Required task: All of the data that follows should be retyped exactly, please, except the pictures.

Data to process:
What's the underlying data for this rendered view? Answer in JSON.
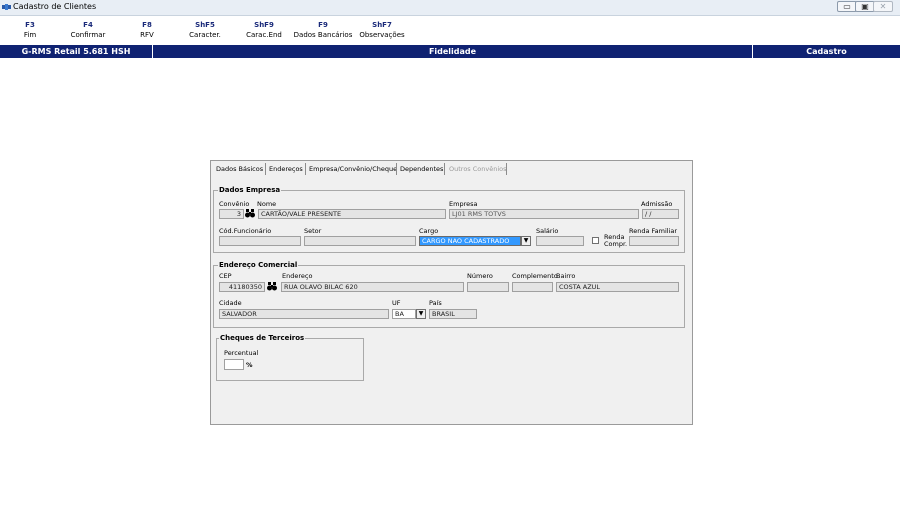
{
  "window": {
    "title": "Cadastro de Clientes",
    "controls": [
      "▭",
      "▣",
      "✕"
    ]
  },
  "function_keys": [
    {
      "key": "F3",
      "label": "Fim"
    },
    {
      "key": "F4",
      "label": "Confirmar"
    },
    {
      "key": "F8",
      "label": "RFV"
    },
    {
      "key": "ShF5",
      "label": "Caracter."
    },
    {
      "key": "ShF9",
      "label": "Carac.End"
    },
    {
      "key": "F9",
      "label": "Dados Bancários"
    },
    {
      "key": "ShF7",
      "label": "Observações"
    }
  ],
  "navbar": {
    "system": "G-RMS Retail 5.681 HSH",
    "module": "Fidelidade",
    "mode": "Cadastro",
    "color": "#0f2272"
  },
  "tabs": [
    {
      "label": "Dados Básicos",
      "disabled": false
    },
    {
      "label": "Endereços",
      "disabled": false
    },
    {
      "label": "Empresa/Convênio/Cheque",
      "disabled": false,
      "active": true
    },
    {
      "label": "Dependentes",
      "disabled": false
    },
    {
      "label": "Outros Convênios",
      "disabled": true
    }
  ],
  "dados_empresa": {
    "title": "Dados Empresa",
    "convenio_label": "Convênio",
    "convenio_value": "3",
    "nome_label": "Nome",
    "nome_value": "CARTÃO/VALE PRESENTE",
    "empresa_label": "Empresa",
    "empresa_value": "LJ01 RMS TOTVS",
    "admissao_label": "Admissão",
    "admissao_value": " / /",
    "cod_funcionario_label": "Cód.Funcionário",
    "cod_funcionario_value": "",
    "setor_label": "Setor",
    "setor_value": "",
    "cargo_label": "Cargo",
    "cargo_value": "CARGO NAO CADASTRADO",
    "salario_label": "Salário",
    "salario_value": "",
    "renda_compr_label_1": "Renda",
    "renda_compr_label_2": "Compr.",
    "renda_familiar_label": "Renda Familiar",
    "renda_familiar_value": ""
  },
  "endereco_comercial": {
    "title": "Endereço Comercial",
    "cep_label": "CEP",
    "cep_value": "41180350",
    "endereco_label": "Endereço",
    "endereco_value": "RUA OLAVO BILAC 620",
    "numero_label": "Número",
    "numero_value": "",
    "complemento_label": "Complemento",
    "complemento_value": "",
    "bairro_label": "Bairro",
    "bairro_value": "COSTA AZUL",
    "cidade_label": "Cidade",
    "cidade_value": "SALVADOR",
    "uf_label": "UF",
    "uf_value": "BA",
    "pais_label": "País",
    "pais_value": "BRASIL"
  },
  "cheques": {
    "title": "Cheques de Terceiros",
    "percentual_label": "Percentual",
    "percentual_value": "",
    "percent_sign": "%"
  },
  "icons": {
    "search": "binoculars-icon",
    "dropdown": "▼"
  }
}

Worked answer:
What's the underlying data for this rendered view? Answer in JSON.
{
  "window": {
    "title": "Cadastro de Clientes",
    "controls": [
      "▭",
      "▣",
      "✕"
    ]
  },
  "function_keys": [
    {
      "key": "F3",
      "label": "Fim"
    },
    {
      "key": "F4",
      "label": "Confirmar"
    },
    {
      "key": "F8",
      "label": "RFV"
    },
    {
      "key": "ShF5",
      "label": "Caracter."
    },
    {
      "key": "ShF9",
      "label": "Carac.End"
    },
    {
      "key": "F9",
      "label": "Dados Bancários"
    },
    {
      "key": "ShF7",
      "label": "Observações"
    }
  ],
  "navbar": {
    "system": "G-RMS Retail 5.681 HSH",
    "module": "Fidelidade",
    "mode": "Cadastro",
    "color": "#0f2272"
  },
  "tabs": [
    {
      "label": "Dados Básicos",
      "disabled": false
    },
    {
      "label": "Endereços",
      "disabled": false
    },
    {
      "label": "Empresa/Convênio/Cheque",
      "disabled": false,
      "active": true
    },
    {
      "label": "Dependentes",
      "disabled": false
    },
    {
      "label": "Outros Convênios",
      "disabled": true
    }
  ],
  "dados_empresa": {
    "title": "Dados Empresa",
    "convenio_label": "Convênio",
    "convenio_value": "3",
    "nome_label": "Nome",
    "nome_value": "CARTÃO/VALE PRESENTE",
    "empresa_label": "Empresa",
    "empresa_value": "LJ01 RMS TOTVS",
    "admissao_label": "Admissão",
    "admissao_value": " / /",
    "cod_funcionario_label": "Cód.Funcionário",
    "cod_funcionario_value": "",
    "setor_label": "Setor",
    "setor_value": "",
    "cargo_label": "Cargo",
    "cargo_value": "CARGO NAO CADASTRADO",
    "salario_label": "Salário",
    "salario_value": "",
    "renda_compr_label_1": "Renda",
    "renda_compr_label_2": "Compr.",
    "renda_familiar_label": "Renda Familiar",
    "renda_familiar_value": ""
  },
  "endereco_comercial": {
    "title": "Endereço Comercial",
    "cep_label": "CEP",
    "cep_value": "41180350",
    "endereco_label": "Endereço",
    "endereco_value": "RUA OLAVO BILAC 620",
    "numero_label": "Número",
    "numero_value": "",
    "complemento_label": "Complemento",
    "complemento_value": "",
    "bairro_label": "Bairro",
    "bairro_value": "COSTA AZUL",
    "cidade_label": "Cidade",
    "cidade_value": "SALVADOR",
    "uf_label": "UF",
    "uf_value": "BA",
    "pais_label": "País",
    "pais_value": "BRASIL"
  },
  "cheques": {
    "title": "Cheques de Terceiros",
    "percentual_label": "Percentual",
    "percentual_value": "",
    "percent_sign": "%"
  },
  "icons": {
    "search": "binoculars-icon",
    "dropdown": "▼"
  }
}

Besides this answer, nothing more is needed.